Written exercise
Reproduce the records verbatim, starting at their first line and ending at the line that contains "svg-text:Resistor: Resistor — [211, 269, 247, 279]", with both of those lines included.

Information given
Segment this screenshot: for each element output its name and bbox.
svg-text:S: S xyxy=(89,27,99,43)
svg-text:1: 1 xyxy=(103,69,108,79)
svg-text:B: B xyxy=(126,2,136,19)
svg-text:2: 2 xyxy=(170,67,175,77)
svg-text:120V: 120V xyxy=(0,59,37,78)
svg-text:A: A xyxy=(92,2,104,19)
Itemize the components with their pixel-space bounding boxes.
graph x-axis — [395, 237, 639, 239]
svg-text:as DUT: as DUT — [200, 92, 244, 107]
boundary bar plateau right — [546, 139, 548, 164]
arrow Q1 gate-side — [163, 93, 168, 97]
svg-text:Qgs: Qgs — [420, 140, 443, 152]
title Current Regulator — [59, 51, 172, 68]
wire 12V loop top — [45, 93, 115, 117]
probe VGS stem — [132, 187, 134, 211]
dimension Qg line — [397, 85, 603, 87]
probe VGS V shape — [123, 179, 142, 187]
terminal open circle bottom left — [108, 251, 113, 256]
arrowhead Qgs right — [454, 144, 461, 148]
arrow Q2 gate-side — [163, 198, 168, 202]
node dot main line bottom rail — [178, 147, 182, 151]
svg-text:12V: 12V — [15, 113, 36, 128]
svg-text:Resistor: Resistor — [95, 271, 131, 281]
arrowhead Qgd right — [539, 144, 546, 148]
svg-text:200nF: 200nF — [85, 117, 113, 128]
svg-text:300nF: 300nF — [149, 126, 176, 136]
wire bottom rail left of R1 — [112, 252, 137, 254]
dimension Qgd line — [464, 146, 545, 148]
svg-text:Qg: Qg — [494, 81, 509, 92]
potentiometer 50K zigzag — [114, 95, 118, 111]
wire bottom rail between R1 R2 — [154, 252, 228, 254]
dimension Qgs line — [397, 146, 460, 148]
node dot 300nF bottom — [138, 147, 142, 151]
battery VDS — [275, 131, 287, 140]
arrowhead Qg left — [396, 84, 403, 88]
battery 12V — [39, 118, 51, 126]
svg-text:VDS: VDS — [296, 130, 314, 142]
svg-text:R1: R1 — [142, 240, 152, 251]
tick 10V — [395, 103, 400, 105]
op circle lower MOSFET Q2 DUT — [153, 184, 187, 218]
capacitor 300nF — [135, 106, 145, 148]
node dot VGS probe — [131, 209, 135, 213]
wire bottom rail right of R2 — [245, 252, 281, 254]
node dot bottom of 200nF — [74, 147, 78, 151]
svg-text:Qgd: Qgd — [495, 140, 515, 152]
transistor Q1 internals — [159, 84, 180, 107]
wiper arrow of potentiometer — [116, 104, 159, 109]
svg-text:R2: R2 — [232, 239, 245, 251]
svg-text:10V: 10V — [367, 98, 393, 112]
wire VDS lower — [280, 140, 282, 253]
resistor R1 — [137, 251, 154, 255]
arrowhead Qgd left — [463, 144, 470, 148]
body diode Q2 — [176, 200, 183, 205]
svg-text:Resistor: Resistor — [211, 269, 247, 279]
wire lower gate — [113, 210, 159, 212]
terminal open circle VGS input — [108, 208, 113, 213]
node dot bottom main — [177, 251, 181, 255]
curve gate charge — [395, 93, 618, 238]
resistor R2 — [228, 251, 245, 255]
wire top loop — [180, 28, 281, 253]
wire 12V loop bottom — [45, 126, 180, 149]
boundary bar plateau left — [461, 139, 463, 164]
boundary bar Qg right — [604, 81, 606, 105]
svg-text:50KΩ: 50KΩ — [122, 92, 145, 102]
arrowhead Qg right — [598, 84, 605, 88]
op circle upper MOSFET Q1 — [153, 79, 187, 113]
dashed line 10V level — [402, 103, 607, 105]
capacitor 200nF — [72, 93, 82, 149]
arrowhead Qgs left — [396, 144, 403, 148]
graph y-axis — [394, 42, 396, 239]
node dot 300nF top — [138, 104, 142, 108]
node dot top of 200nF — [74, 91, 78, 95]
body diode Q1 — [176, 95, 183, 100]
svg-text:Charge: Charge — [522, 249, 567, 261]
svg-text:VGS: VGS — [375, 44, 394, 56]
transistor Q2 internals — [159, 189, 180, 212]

Solved exercise
Segment this screenshot: for each element output its name and bbox.
svg-text:S: S xyxy=(89,27,99,43)
svg-text:1: 1 xyxy=(103,69,108,79)
svg-text:B: B xyxy=(126,2,136,19)
svg-text:2: 2 xyxy=(170,67,175,77)
svg-text:120V: 120V xyxy=(0,59,37,78)
svg-text:A: A xyxy=(92,2,104,19)
Itemize the components with their pixel-space bounding boxes.
graph x-axis — [395, 237, 639, 239]
svg-text:as DUT: as DUT — [200, 92, 244, 107]
boundary bar plateau right — [546, 139, 548, 164]
arrow Q1 gate-side — [163, 93, 168, 97]
svg-text:Qgs: Qgs — [420, 140, 443, 152]
title Current Regulator — [59, 51, 172, 68]
wire 12V loop top — [45, 93, 115, 117]
probe VGS stem — [132, 187, 134, 211]
dimension Qg line — [397, 85, 603, 87]
probe VGS V shape — [123, 179, 142, 187]
terminal open circle bottom left — [108, 251, 113, 256]
arrowhead Qgs right — [454, 144, 461, 148]
arrow Q2 gate-side — [163, 198, 168, 202]
node dot main line bottom rail — [178, 147, 182, 151]
svg-text:12V: 12V — [15, 113, 36, 128]
svg-text:Resistor: Resistor — [95, 271, 131, 281]
arrowhead Qgd right — [539, 144, 546, 148]
svg-text:200nF: 200nF — [85, 117, 113, 128]
svg-text:300nF: 300nF — [149, 126, 176, 136]
wire bottom rail left of R1 — [112, 252, 137, 254]
dimension Qgd line — [464, 146, 545, 148]
svg-text:Qg: Qg — [494, 81, 509, 92]
potentiometer 50K zigzag — [114, 95, 118, 111]
wire bottom rail between R1 R2 — [154, 252, 228, 254]
dimension Qgs line — [397, 146, 460, 148]
node dot 300nF bottom — [138, 147, 142, 151]
battery VDS — [275, 131, 287, 140]
arrowhead Qg left — [396, 84, 403, 88]
battery 12V — [39, 118, 51, 126]
svg-text:VDS: VDS — [296, 130, 314, 142]
svg-text:R1: R1 — [142, 240, 152, 251]
tick 10V — [395, 103, 400, 105]
op circle lower MOSFET Q2 DUT — [153, 184, 187, 218]
capacitor 300nF — [135, 106, 145, 148]
node dot VGS probe — [131, 209, 135, 213]
wire bottom rail right of R2 — [245, 252, 281, 254]
node dot bottom of 200nF — [74, 147, 78, 151]
svg-text:Qgd: Qgd — [495, 140, 515, 152]
transistor Q1 internals — [159, 84, 180, 107]
wiper arrow of potentiometer — [116, 104, 159, 109]
svg-text:R2: R2 — [232, 239, 245, 251]
svg-text:10V: 10V — [367, 98, 393, 112]
wire VDS lower — [280, 140, 282, 253]
resistor R1 — [137, 251, 154, 255]
arrowhead Qgd left — [463, 144, 470, 148]
body diode Q2 — [176, 200, 183, 205]
svg-text:Resistor: Resistor — [211, 269, 247, 279]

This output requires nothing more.